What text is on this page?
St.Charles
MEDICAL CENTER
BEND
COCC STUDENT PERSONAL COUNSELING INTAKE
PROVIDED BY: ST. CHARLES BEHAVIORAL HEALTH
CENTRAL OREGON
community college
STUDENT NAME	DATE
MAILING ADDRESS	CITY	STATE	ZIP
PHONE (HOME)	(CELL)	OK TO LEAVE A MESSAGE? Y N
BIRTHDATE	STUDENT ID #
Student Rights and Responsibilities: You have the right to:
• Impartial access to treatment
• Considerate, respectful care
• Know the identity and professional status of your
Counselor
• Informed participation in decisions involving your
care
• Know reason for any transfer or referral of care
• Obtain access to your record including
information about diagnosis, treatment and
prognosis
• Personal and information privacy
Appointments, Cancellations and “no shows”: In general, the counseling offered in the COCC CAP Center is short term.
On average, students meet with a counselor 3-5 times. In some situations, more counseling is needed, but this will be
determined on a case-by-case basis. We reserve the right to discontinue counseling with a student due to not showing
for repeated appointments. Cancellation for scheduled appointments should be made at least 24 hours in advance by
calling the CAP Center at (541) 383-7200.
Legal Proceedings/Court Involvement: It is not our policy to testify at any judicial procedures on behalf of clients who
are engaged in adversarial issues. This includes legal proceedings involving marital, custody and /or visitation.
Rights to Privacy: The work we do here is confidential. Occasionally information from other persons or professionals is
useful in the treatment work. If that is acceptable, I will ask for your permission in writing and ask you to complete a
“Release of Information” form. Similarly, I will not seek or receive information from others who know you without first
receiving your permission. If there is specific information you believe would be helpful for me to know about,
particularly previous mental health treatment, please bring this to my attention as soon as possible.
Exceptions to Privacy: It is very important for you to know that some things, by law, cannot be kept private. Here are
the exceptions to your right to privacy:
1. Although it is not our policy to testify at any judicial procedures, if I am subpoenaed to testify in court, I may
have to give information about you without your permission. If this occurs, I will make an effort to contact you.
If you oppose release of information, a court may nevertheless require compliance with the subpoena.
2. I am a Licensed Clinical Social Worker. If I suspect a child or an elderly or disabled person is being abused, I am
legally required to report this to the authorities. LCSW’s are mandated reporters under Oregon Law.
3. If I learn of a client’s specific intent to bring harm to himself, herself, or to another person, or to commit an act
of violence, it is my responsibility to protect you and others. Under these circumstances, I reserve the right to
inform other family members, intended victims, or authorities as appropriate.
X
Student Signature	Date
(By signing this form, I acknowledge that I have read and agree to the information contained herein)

▶ **Requirement**: Determine the number of lines in these entries that contain the word "about", and write only that number.

▶ **Output of the task**: 3